## BEGIN
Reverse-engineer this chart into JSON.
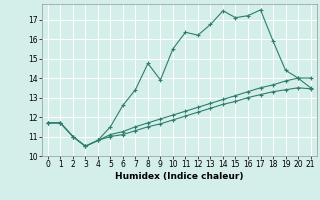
{
  "xlabel": "Humidex (Indice chaleur)",
  "background_color": "#d4eeea",
  "grid_color": "#ffffff",
  "line_color": "#2e7d6e",
  "xlim": [
    -0.5,
    21.5
  ],
  "ylim": [
    10,
    17.8
  ],
  "yticks": [
    10,
    11,
    12,
    13,
    14,
    15,
    16,
    17
  ],
  "xticks": [
    0,
    1,
    2,
    3,
    4,
    5,
    6,
    7,
    8,
    9,
    10,
    11,
    12,
    13,
    14,
    15,
    16,
    17,
    18,
    19,
    20,
    21
  ],
  "line1_x": [
    0,
    1,
    2,
    3,
    4,
    5,
    6,
    7,
    8,
    9,
    10,
    11,
    12,
    13,
    14,
    15,
    16,
    17,
    18,
    19,
    20,
    21
  ],
  "line1_y": [
    11.7,
    11.7,
    11.0,
    10.5,
    10.8,
    11.5,
    12.6,
    13.4,
    14.75,
    13.9,
    15.5,
    16.35,
    16.2,
    16.75,
    17.45,
    17.1,
    17.2,
    17.5,
    15.9,
    14.4,
    14.0,
    13.5
  ],
  "line2_x": [
    0,
    1,
    2,
    3,
    4,
    5,
    6,
    7,
    8,
    9,
    10,
    11,
    12,
    13,
    14,
    15,
    16,
    17,
    18,
    19,
    20,
    21
  ],
  "line2_y": [
    11.7,
    11.7,
    11.0,
    10.5,
    10.8,
    11.1,
    11.25,
    11.5,
    11.7,
    11.9,
    12.1,
    12.3,
    12.5,
    12.7,
    12.9,
    13.1,
    13.3,
    13.5,
    13.65,
    13.85,
    14.0,
    14.0
  ],
  "line3_x": [
    0,
    1,
    2,
    3,
    4,
    5,
    6,
    7,
    8,
    9,
    10,
    11,
    12,
    13,
    14,
    15,
    16,
    17,
    18,
    19,
    20,
    21
  ],
  "line3_y": [
    11.7,
    11.7,
    11.0,
    10.5,
    10.8,
    11.0,
    11.1,
    11.3,
    11.5,
    11.65,
    11.85,
    12.05,
    12.25,
    12.45,
    12.65,
    12.8,
    13.0,
    13.15,
    13.3,
    13.4,
    13.5,
    13.45
  ]
}
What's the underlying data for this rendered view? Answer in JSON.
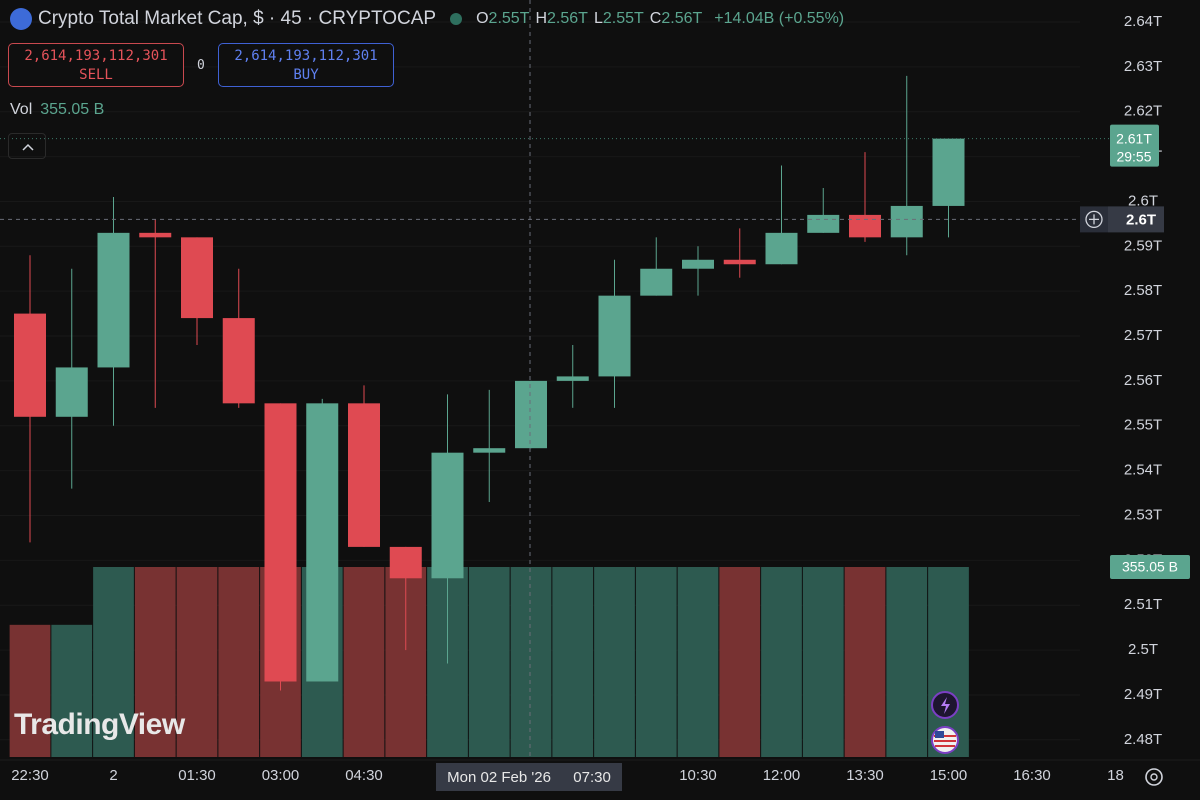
{
  "header": {
    "title": "Crypto Total Market Cap, $ · 45 · CRYPTOCAP",
    "ohlc": [
      {
        "key": "O",
        "value": "2.55T"
      },
      {
        "key": "H",
        "value": "2.56T"
      },
      {
        "key": "L",
        "value": "2.55T"
      },
      {
        "key": "C",
        "value": "2.56T"
      }
    ],
    "change": "+14.04B (+0.55%)"
  },
  "trade": {
    "sell_price": "2,614,193,112,301",
    "sell_label": "SELL",
    "spread": "0",
    "buy_price": "2,614,193,112,301",
    "buy_label": "BUY"
  },
  "volume_legend": {
    "label": "Vol",
    "value": "355.05 B"
  },
  "watermark": "TradingView",
  "crosshair_date": "Mon 02 Feb '26",
  "crosshair_clock": "07:30",
  "chart_data": {
    "type": "candlestick",
    "categories": [
      "22:30",
      null,
      "2",
      null,
      "01:30",
      null,
      "03:00",
      null,
      "04:30",
      null,
      null,
      null,
      null,
      null,
      null,
      null,
      "10:30",
      null,
      "12:00",
      null,
      "13:30",
      null,
      "15:00",
      null,
      "16:30",
      null,
      "18"
    ],
    "open": [
      2.575,
      2.552,
      2.563,
      2.593,
      2.592,
      2.574,
      2.555,
      2.493,
      2.555,
      2.523,
      2.516,
      2.544,
      2.545,
      2.56,
      2.561,
      2.579,
      2.585,
      2.587,
      2.586,
      2.593,
      2.597,
      2.592,
      2.599,
      null,
      null,
      null,
      null
    ],
    "high": [
      2.588,
      2.585,
      2.601,
      2.596,
      2.592,
      2.585,
      2.555,
      2.556,
      2.559,
      2.523,
      2.557,
      2.558,
      2.56,
      2.568,
      2.587,
      2.592,
      2.59,
      2.594,
      2.608,
      2.603,
      2.611,
      2.628,
      2.614,
      null,
      null,
      null,
      null
    ],
    "low": [
      2.524,
      2.536,
      2.55,
      2.554,
      2.568,
      2.554,
      2.491,
      2.493,
      2.523,
      2.5,
      2.497,
      2.533,
      2.545,
      2.554,
      2.554,
      2.579,
      2.579,
      2.583,
      2.586,
      2.593,
      2.591,
      2.588,
      2.592,
      null,
      null,
      null,
      null
    ],
    "close": [
      2.552,
      2.563,
      2.593,
      2.592,
      2.574,
      2.555,
      2.493,
      2.555,
      2.523,
      2.516,
      2.544,
      2.545,
      2.56,
      2.561,
      2.579,
      2.585,
      2.587,
      2.586,
      2.593,
      2.597,
      2.592,
      2.599,
      2.614,
      null,
      null,
      null,
      null
    ],
    "volume": [
      247,
      247,
      355.05,
      355.05,
      355.05,
      355.05,
      355.05,
      355.05,
      355.05,
      355.05,
      355.05,
      355.05,
      355.05,
      355.05,
      355.05,
      355.05,
      355.05,
      355.05,
      355.05,
      355.05,
      355.05,
      355.05,
      355.05,
      null,
      null,
      null,
      null
    ],
    "up_color": "#5ba58f",
    "down_color": "#df4a52",
    "volume_up_color": "#2d5a50",
    "volume_down_color": "#783232",
    "ylim": [
      2.4755,
      2.6449
    ],
    "yticks": [
      {
        "value": 2.48,
        "label": "2.48T"
      },
      {
        "value": 2.49,
        "label": "2.49T"
      },
      {
        "value": 2.5,
        "label": "2.5T"
      },
      {
        "value": 2.51,
        "label": "2.51T"
      },
      {
        "value": 2.52,
        "label": "2.52T"
      },
      {
        "value": 2.53,
        "label": "2.53T"
      },
      {
        "value": 2.54,
        "label": "2.54T"
      },
      {
        "value": 2.55,
        "label": "2.55T"
      },
      {
        "value": 2.56,
        "label": "2.56T"
      },
      {
        "value": 2.57,
        "label": "2.57T"
      },
      {
        "value": 2.58,
        "label": "2.58T"
      },
      {
        "value": 2.59,
        "label": "2.59T"
      },
      {
        "value": 2.6,
        "label": "2.6T"
      },
      {
        "value": 2.61,
        "label": "2.61T"
      },
      {
        "value": 2.62,
        "label": "2.62T"
      },
      {
        "value": 2.63,
        "label": "2.63T"
      },
      {
        "value": 2.64,
        "label": "2.64T"
      }
    ],
    "y2lim": [
      0,
      1414.6
    ],
    "grid": true,
    "last_price": {
      "value": 2.614,
      "label": "2.61T"
    },
    "countdown": "29:55",
    "crosshair_price": {
      "value": 2.596,
      "label": "2.6T"
    },
    "volume_badge": {
      "value": 355.05,
      "label": "355.05 B"
    }
  }
}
## END
**WHAT YOU WILL DO:**
Go through the data above and transcribe it in full, omitting any image.

**EXERCISE OUTPUT:**
Reverse-engineer this chart into JSON.
{
  "xlabel": "Humidex (Indice chaleur)",
  "background_color": "#d4eeea",
  "grid_color": "#ffffff",
  "line_color": "#2e7d6e",
  "xlim": [
    -0.5,
    21.5
  ],
  "ylim": [
    10,
    17.8
  ],
  "yticks": [
    10,
    11,
    12,
    13,
    14,
    15,
    16,
    17
  ],
  "xticks": [
    0,
    1,
    2,
    3,
    4,
    5,
    6,
    7,
    8,
    9,
    10,
    11,
    12,
    13,
    14,
    15,
    16,
    17,
    18,
    19,
    20,
    21
  ],
  "line1_x": [
    0,
    1,
    2,
    3,
    4,
    5,
    6,
    7,
    8,
    9,
    10,
    11,
    12,
    13,
    14,
    15,
    16,
    17,
    18,
    19,
    20,
    21
  ],
  "line1_y": [
    11.7,
    11.7,
    11.0,
    10.5,
    10.8,
    11.5,
    12.6,
    13.4,
    14.75,
    13.9,
    15.5,
    16.35,
    16.2,
    16.75,
    17.45,
    17.1,
    17.2,
    17.5,
    15.9,
    14.4,
    14.0,
    13.5
  ],
  "line2_x": [
    0,
    1,
    2,
    3,
    4,
    5,
    6,
    7,
    8,
    9,
    10,
    11,
    12,
    13,
    14,
    15,
    16,
    17,
    18,
    19,
    20,
    21
  ],
  "line2_y": [
    11.7,
    11.7,
    11.0,
    10.5,
    10.8,
    11.1,
    11.25,
    11.5,
    11.7,
    11.9,
    12.1,
    12.3,
    12.5,
    12.7,
    12.9,
    13.1,
    13.3,
    13.5,
    13.65,
    13.85,
    14.0,
    14.0
  ],
  "line3_x": [
    0,
    1,
    2,
    3,
    4,
    5,
    6,
    7,
    8,
    9,
    10,
    11,
    12,
    13,
    14,
    15,
    16,
    17,
    18,
    19,
    20,
    21
  ],
  "line3_y": [
    11.7,
    11.7,
    11.0,
    10.5,
    10.8,
    11.0,
    11.1,
    11.3,
    11.5,
    11.65,
    11.85,
    12.05,
    12.25,
    12.45,
    12.65,
    12.8,
    13.0,
    13.15,
    13.3,
    13.4,
    13.5,
    13.45
  ]
}
What's the underlying data for this rendered view? Answer in JSON.
{
  "header": {
    "title": "Crypto Total Market Cap, $ · 45 · CRYPTOCAP",
    "ohlc": [
      {
        "key": "O",
        "value": "2.55T"
      },
      {
        "key": "H",
        "value": "2.56T"
      },
      {
        "key": "L",
        "value": "2.55T"
      },
      {
        "key": "C",
        "value": "2.56T"
      }
    ],
    "change": "+14.04B (+0.55%)"
  },
  "trade": {
    "sell_price": "2,614,193,112,301",
    "sell_label": "SELL",
    "spread": "0",
    "buy_price": "2,614,193,112,301",
    "buy_label": "BUY"
  },
  "volume_legend": {
    "label": "Vol",
    "value": "355.05 B"
  },
  "watermark": "TradingView",
  "crosshair_date": "Mon 02 Feb '26",
  "crosshair_clock": "07:30",
  "chart_data": {
    "type": "candlestick",
    "categories": [
      "22:30",
      null,
      "2",
      null,
      "01:30",
      null,
      "03:00",
      null,
      "04:30",
      null,
      null,
      null,
      null,
      null,
      null,
      null,
      "10:30",
      null,
      "12:00",
      null,
      "13:30",
      null,
      "15:00",
      null,
      "16:30",
      null,
      "18"
    ],
    "open": [
      2.575,
      2.552,
      2.563,
      2.593,
      2.592,
      2.574,
      2.555,
      2.493,
      2.555,
      2.523,
      2.516,
      2.544,
      2.545,
      2.56,
      2.561,
      2.579,
      2.585,
      2.587,
      2.586,
      2.593,
      2.597,
      2.592,
      2.599,
      null,
      null,
      null,
      null
    ],
    "high": [
      2.588,
      2.585,
      2.601,
      2.596,
      2.592,
      2.585,
      2.555,
      2.556,
      2.559,
      2.523,
      2.557,
      2.558,
      2.56,
      2.568,
      2.587,
      2.592,
      2.59,
      2.594,
      2.608,
      2.603,
      2.611,
      2.628,
      2.614,
      null,
      null,
      null,
      null
    ],
    "low": [
      2.524,
      2.536,
      2.55,
      2.554,
      2.568,
      2.554,
      2.491,
      2.493,
      2.523,
      2.5,
      2.497,
      2.533,
      2.545,
      2.554,
      2.554,
      2.579,
      2.579,
      2.583,
      2.586,
      2.593,
      2.591,
      2.588,
      2.592,
      null,
      null,
      null,
      null
    ],
    "close": [
      2.552,
      2.563,
      2.593,
      2.592,
      2.574,
      2.555,
      2.493,
      2.555,
      2.523,
      2.516,
      2.544,
      2.545,
      2.56,
      2.561,
      2.579,
      2.585,
      2.587,
      2.586,
      2.593,
      2.597,
      2.592,
      2.599,
      2.614,
      null,
      null,
      null,
      null
    ],
    "volume": [
      247,
      247,
      355.05,
      355.05,
      355.05,
      355.05,
      355.05,
      355.05,
      355.05,
      355.05,
      355.05,
      355.05,
      355.05,
      355.05,
      355.05,
      355.05,
      355.05,
      355.05,
      355.05,
      355.05,
      355.05,
      355.05,
      355.05,
      null,
      null,
      null,
      null
    ],
    "up_color": "#5ba58f",
    "down_color": "#df4a52",
    "volume_up_color": "#2d5a50",
    "volume_down_color": "#783232",
    "ylim": [
      2.4755,
      2.6449
    ],
    "yticks": [
      {
        "value": 2.48,
        "label": "2.48T"
      },
      {
        "value": 2.49,
        "label": "2.49T"
      },
      {
        "value": 2.5,
        "label": "2.5T"
      },
      {
        "value": 2.51,
        "label": "2.51T"
      },
      {
        "value": 2.52,
        "label": "2.52T"
      },
      {
        "value": 2.53,
        "label": "2.53T"
      },
      {
        "value": 2.54,
        "label": "2.54T"
      },
      {
        "value": 2.55,
        "label": "2.55T"
      },
      {
        "value": 2.56,
        "label": "2.56T"
      },
      {
        "value": 2.57,
        "label": "2.57T"
      },
      {
        "value": 2.58,
        "label": "2.58T"
      },
      {
        "value": 2.59,
        "label": "2.59T"
      },
      {
        "value": 2.6,
        "label": "2.6T"
      },
      {
        "value": 2.61,
        "label": "2.61T"
      },
      {
        "value": 2.62,
        "label": "2.62T"
      },
      {
        "value": 2.63,
        "label": "2.63T"
      },
      {
        "value": 2.64,
        "label": "2.64T"
      }
    ],
    "y2lim": [
      0,
      1414.6
    ],
    "grid": true,
    "last_price": {
      "value": 2.614,
      "label": "2.61T"
    },
    "countdown": "29:55",
    "crosshair_price": {
      "value": 2.596,
      "label": "2.6T"
    },
    "volume_badge": {
      "value": 355.05,
      "label": "355.05 B"
    }
  }
}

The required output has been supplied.